◆ **SHORT TASK**
Repeat the records in full and exactly, omitting pictures.

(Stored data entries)
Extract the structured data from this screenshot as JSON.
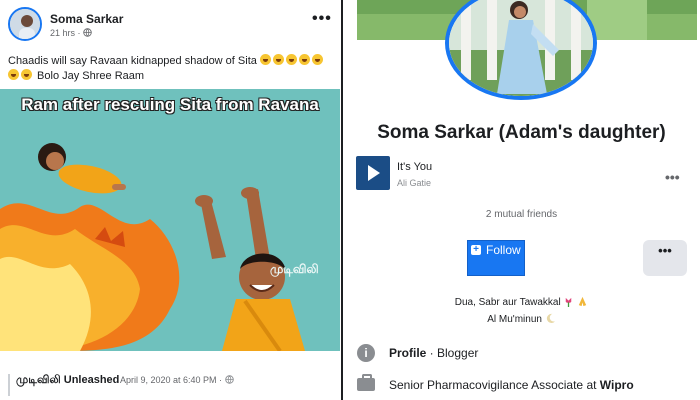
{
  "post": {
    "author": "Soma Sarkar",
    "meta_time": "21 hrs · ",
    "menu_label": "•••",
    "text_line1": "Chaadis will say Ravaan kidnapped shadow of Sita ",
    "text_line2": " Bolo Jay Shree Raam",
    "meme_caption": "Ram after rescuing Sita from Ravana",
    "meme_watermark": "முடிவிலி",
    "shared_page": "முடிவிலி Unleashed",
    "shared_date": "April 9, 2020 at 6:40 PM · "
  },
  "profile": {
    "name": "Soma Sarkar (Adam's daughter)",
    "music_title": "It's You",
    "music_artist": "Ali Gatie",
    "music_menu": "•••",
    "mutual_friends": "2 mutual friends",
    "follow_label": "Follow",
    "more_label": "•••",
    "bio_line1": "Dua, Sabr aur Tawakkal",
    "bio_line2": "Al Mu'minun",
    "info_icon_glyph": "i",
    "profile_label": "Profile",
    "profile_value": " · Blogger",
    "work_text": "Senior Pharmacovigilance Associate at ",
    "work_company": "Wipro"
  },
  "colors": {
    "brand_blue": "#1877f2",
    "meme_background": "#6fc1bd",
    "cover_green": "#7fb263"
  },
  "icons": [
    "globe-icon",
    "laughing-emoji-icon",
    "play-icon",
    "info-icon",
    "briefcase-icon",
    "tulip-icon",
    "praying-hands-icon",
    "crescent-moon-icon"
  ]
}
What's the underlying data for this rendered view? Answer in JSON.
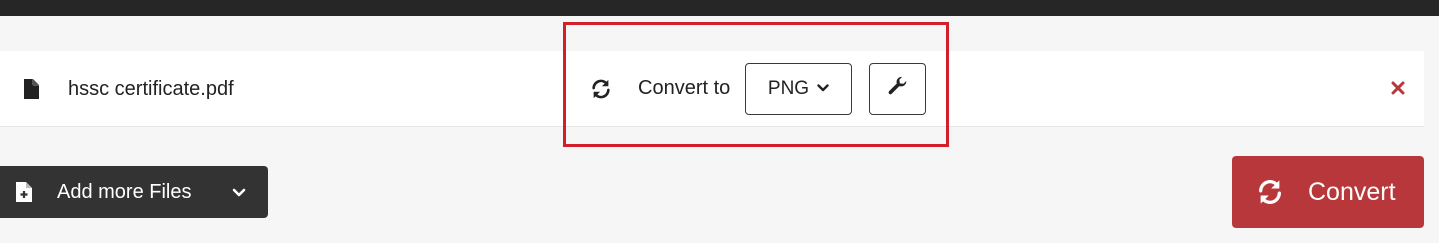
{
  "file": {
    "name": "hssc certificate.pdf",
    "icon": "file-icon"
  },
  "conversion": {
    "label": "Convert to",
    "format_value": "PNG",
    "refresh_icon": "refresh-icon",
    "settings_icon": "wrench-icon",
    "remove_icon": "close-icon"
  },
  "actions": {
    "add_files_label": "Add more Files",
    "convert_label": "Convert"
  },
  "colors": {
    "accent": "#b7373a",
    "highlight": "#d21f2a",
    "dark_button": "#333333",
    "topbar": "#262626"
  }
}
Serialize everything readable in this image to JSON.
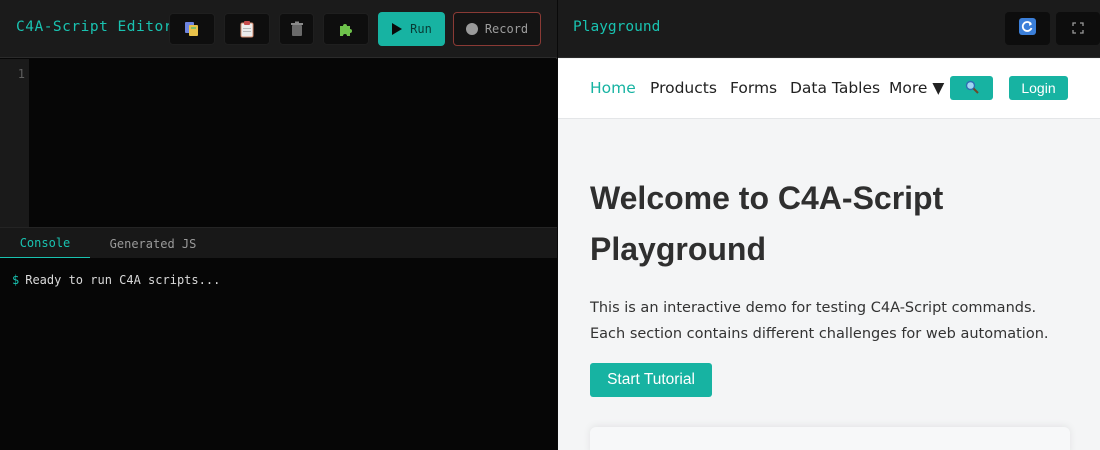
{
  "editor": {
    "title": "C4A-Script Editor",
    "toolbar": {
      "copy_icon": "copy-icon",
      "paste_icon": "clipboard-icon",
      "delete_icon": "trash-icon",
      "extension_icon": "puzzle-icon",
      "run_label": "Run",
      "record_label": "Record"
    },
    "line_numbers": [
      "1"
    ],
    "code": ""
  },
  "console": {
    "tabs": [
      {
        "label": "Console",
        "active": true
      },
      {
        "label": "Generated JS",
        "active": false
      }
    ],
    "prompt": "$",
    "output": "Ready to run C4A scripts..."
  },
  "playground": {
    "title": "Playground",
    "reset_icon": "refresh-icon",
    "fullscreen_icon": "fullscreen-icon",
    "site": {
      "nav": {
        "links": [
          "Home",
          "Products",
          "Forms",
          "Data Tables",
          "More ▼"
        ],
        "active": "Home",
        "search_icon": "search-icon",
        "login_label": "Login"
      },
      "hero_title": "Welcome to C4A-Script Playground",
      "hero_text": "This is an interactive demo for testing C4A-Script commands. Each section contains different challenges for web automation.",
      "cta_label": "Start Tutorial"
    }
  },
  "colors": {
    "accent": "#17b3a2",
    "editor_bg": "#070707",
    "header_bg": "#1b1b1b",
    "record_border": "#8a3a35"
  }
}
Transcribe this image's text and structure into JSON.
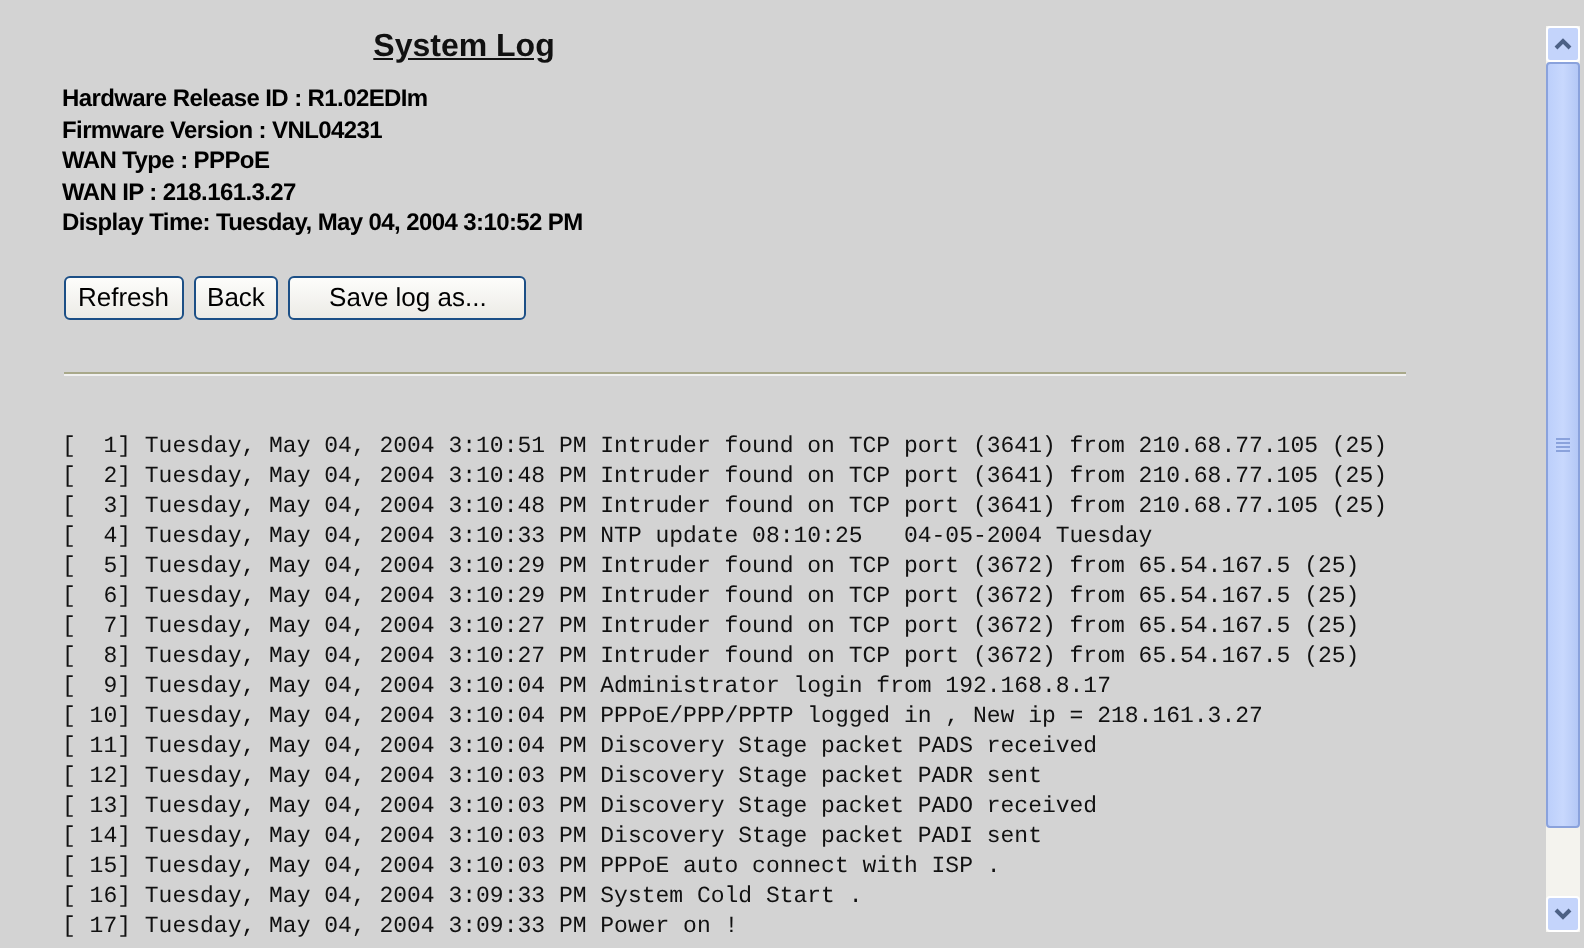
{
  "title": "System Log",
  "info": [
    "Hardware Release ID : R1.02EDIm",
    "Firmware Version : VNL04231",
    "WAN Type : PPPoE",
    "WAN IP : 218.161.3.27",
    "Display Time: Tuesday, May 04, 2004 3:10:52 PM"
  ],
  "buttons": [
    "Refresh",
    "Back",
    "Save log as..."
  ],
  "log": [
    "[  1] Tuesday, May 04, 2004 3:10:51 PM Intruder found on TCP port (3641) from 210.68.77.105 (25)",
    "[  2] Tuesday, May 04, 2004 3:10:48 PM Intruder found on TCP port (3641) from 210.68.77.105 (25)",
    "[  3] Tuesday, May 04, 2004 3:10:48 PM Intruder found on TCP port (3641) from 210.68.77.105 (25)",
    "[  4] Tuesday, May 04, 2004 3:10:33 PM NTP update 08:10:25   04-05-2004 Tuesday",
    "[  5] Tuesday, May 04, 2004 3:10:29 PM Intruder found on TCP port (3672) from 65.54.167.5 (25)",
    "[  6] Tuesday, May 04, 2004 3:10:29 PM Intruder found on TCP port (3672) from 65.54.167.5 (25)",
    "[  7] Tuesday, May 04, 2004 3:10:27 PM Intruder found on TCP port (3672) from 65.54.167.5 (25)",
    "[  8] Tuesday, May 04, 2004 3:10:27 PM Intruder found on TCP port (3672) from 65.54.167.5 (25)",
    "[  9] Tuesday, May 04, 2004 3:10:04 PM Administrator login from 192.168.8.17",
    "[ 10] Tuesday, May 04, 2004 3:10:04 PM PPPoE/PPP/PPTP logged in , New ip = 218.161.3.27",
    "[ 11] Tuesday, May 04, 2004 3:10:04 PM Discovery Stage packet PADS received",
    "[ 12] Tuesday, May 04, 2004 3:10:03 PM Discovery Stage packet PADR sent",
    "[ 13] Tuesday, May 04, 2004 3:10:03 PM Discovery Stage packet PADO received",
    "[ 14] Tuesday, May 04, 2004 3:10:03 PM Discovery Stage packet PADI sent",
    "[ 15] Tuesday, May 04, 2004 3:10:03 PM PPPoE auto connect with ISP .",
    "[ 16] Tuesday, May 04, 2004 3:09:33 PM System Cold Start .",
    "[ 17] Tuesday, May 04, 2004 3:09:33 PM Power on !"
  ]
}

◆ **TASK RESULT**
Extract the structured data from this screenshot as JSON.
{
  "post": {
    "author": "Soma Sarkar",
    "meta_time": "21 hrs · ",
    "menu_label": "•••",
    "text_line1": "Chaadis will say Ravaan kidnapped shadow of Sita ",
    "text_line2": " Bolo Jay Shree Raam",
    "meme_caption": "Ram after rescuing Sita from Ravana",
    "meme_watermark": "முடிவிலி",
    "shared_page": "முடிவிலி Unleashed",
    "shared_date": "April 9, 2020 at 6:40 PM · "
  },
  "profile": {
    "name": "Soma Sarkar (Adam's daughter)",
    "music_title": "It's You",
    "music_artist": "Ali Gatie",
    "music_menu": "•••",
    "mutual_friends": "2 mutual friends",
    "follow_label": "Follow",
    "more_label": "•••",
    "bio_line1": "Dua, Sabr aur Tawakkal",
    "bio_line2": "Al Mu'minun",
    "info_icon_glyph": "i",
    "profile_label": "Profile",
    "profile_value": " · Blogger",
    "work_text": "Senior Pharmacovigilance Associate at ",
    "work_company": "Wipro"
  },
  "colors": {
    "brand_blue": "#1877f2",
    "meme_background": "#6fc1bd",
    "cover_green": "#7fb263"
  },
  "icons": [
    "globe-icon",
    "laughing-emoji-icon",
    "play-icon",
    "info-icon",
    "briefcase-icon",
    "tulip-icon",
    "praying-hands-icon",
    "crescent-moon-icon"
  ]
}
What's the underlying data for this rendered view? Answer in JSON.
{
  "file": {
    "name": "hssc certificate.pdf",
    "icon": "file-icon"
  },
  "conversion": {
    "label": "Convert to",
    "format_value": "PNG",
    "refresh_icon": "refresh-icon",
    "settings_icon": "wrench-icon",
    "remove_icon": "close-icon"
  },
  "actions": {
    "add_files_label": "Add more Files",
    "convert_label": "Convert"
  },
  "colors": {
    "accent": "#b7373a",
    "highlight": "#d21f2a",
    "dark_button": "#333333",
    "topbar": "#262626"
  }
}
Serialize everything readable in this image to JSON.
{
  "editor": {
    "title": "C4A-Script Editor",
    "toolbar": {
      "copy_icon": "copy-icon",
      "paste_icon": "clipboard-icon",
      "delete_icon": "trash-icon",
      "extension_icon": "puzzle-icon",
      "run_label": "Run",
      "record_label": "Record"
    },
    "line_numbers": [
      "1"
    ],
    "code": ""
  },
  "console": {
    "tabs": [
      {
        "label": "Console",
        "active": true
      },
      {
        "label": "Generated JS",
        "active": false
      }
    ],
    "prompt": "$",
    "output": "Ready to run C4A scripts..."
  },
  "playground": {
    "title": "Playground",
    "reset_icon": "refresh-icon",
    "fullscreen_icon": "fullscreen-icon",
    "site": {
      "nav": {
        "links": [
          "Home",
          "Products",
          "Forms",
          "Data Tables",
          "More ▼"
        ],
        "active": "Home",
        "search_icon": "search-icon",
        "login_label": "Login"
      },
      "hero_title": "Welcome to C4A-Script Playground",
      "hero_text": "This is an interactive demo for testing C4A-Script commands. Each section contains different challenges for web automation.",
      "cta_label": "Start Tutorial"
    }
  },
  "colors": {
    "accent": "#17b3a2",
    "editor_bg": "#070707",
    "header_bg": "#1b1b1b",
    "record_border": "#8a3a35"
  }
}
Transcribe this image's text and structure into JSON.
{
  "title": "System Log",
  "info": [
    "Hardware Release ID : R1.02EDIm",
    "Firmware Version : VNL04231",
    "WAN Type : PPPoE",
    "WAN IP : 218.161.3.27",
    "Display Time: Tuesday, May 04, 2004 3:10:52 PM"
  ],
  "buttons": [
    "Refresh",
    "Back",
    "Save log as..."
  ],
  "log": [
    "[  1] Tuesday, May 04, 2004 3:10:51 PM Intruder found on TCP port (3641) from 210.68.77.105 (25)",
    "[  2] Tuesday, May 04, 2004 3:10:48 PM Intruder found on TCP port (3641) from 210.68.77.105 (25)",
    "[  3] Tuesday, May 04, 2004 3:10:48 PM Intruder found on TCP port (3641) from 210.68.77.105 (25)",
    "[  4] Tuesday, May 04, 2004 3:10:33 PM NTP update 08:10:25   04-05-2004 Tuesday",
    "[  5] Tuesday, May 04, 2004 3:10:29 PM Intruder found on TCP port (3672) from 65.54.167.5 (25)",
    "[  6] Tuesday, May 04, 2004 3:10:29 PM Intruder found on TCP port (3672) from 65.54.167.5 (25)",
    "[  7] Tuesday, May 04, 2004 3:10:27 PM Intruder found on TCP port (3672) from 65.54.167.5 (25)",
    "[  8] Tuesday, May 04, 2004 3:10:27 PM Intruder found on TCP port (3672) from 65.54.167.5 (25)",
    "[  9] Tuesday, May 04, 2004 3:10:04 PM Administrator login from 192.168.8.17",
    "[ 10] Tuesday, May 04, 2004 3:10:04 PM PPPoE/PPP/PPTP logged in , New ip = 218.161.3.27",
    "[ 11] Tuesday, May 04, 2004 3:10:04 PM Discovery Stage packet PADS received",
    "[ 12] Tuesday, May 04, 2004 3:10:03 PM Discovery Stage packet PADR sent",
    "[ 13] Tuesday, May 04, 2004 3:10:03 PM Discovery Stage packet PADO received",
    "[ 14] Tuesday, May 04, 2004 3:10:03 PM Discovery Stage packet PADI sent",
    "[ 15] Tuesday, May 04, 2004 3:10:03 PM PPPoE auto connect with ISP .",
    "[ 16] Tuesday, May 04, 2004 3:09:33 PM System Cold Start .",
    "[ 17] Tuesday, May 04, 2004 3:09:33 PM Power on !"
  ]
}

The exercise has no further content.